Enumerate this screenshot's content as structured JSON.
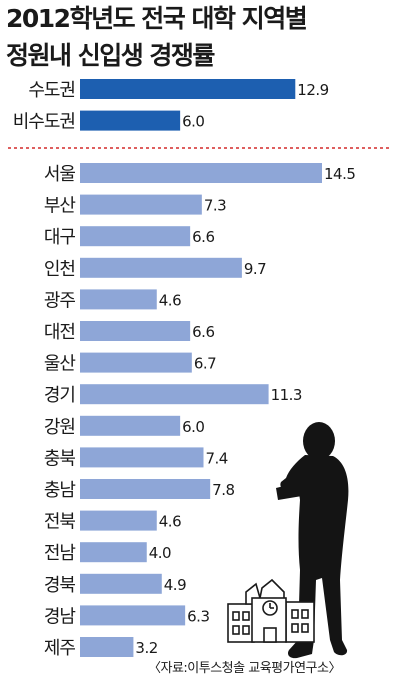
{
  "title": "2012학년도 전국 대학 지역별",
  "subtitle": "정원내 신입생 경쟁률",
  "source": "〈자료:이투스청솔 교육평가연구소〉",
  "colors": {
    "capital_bar": "#1d5fb0",
    "region_bar": "#8ea6d7",
    "divider": "#d42a2a",
    "label_text": "#1a1a1a",
    "silhouette": "#141414"
  },
  "illustration": {
    "figure": "reading-person-silhouette-icon",
    "building": "school-building-icon"
  },
  "chart_data": {
    "type": "bar",
    "orientation": "horizontal",
    "title": "2012학년도 전국 대학 지역별",
    "subtitle": "정원내 신입생 경쟁률",
    "xlim": [
      0,
      16
    ],
    "grid": false,
    "groups": [
      {
        "categories": [
          "수도권",
          "비수도권"
        ],
        "values": [
          12.9,
          6.0
        ],
        "labels": [
          "12.9",
          "6.0"
        ]
      },
      {
        "categories": [
          "서울",
          "부산",
          "대구",
          "인천",
          "광주",
          "대전",
          "울산",
          "경기",
          "강원",
          "충북",
          "충남",
          "전북",
          "전남",
          "경북",
          "경남",
          "제주"
        ],
        "values": [
          14.5,
          7.3,
          6.6,
          9.7,
          4.6,
          6.6,
          6.7,
          11.3,
          6.0,
          7.4,
          7.8,
          4.6,
          4.0,
          4.9,
          6.3,
          3.2
        ],
        "labels": [
          "14.5",
          "7.3",
          "6.6",
          "9.7",
          "4.6",
          "6.6",
          "6.7",
          "11.3",
          "6.0",
          "7.4",
          "7.8",
          "4.6",
          "4.0",
          "4.9",
          "6.3",
          "3.2"
        ]
      }
    ]
  }
}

> Brief
Repeat the material above verbatim. Leave the pictures behind.

> Task result
Enumerate this screenshot's content as structured JSON.
{
  "title": "2012학년도 전국 대학 지역별",
  "subtitle": "정원내 신입생 경쟁률",
  "source": "〈자료:이투스청솔 교육평가연구소〉",
  "colors": {
    "capital_bar": "#1d5fb0",
    "region_bar": "#8ea6d7",
    "divider": "#d42a2a",
    "label_text": "#1a1a1a",
    "silhouette": "#141414"
  },
  "illustration": {
    "figure": "reading-person-silhouette-icon",
    "building": "school-building-icon"
  },
  "chart_data": {
    "type": "bar",
    "orientation": "horizontal",
    "title": "2012학년도 전국 대학 지역별",
    "subtitle": "정원내 신입생 경쟁률",
    "xlim": [
      0,
      16
    ],
    "grid": false,
    "groups": [
      {
        "categories": [
          "수도권",
          "비수도권"
        ],
        "values": [
          12.9,
          6.0
        ],
        "labels": [
          "12.9",
          "6.0"
        ]
      },
      {
        "categories": [
          "서울",
          "부산",
          "대구",
          "인천",
          "광주",
          "대전",
          "울산",
          "경기",
          "강원",
          "충북",
          "충남",
          "전북",
          "전남",
          "경북",
          "경남",
          "제주"
        ],
        "values": [
          14.5,
          7.3,
          6.6,
          9.7,
          4.6,
          6.6,
          6.7,
          11.3,
          6.0,
          7.4,
          7.8,
          4.6,
          4.0,
          4.9,
          6.3,
          3.2
        ],
        "labels": [
          "14.5",
          "7.3",
          "6.6",
          "9.7",
          "4.6",
          "6.6",
          "6.7",
          "11.3",
          "6.0",
          "7.4",
          "7.8",
          "4.6",
          "4.0",
          "4.9",
          "6.3",
          "3.2"
        ]
      }
    ]
  }
}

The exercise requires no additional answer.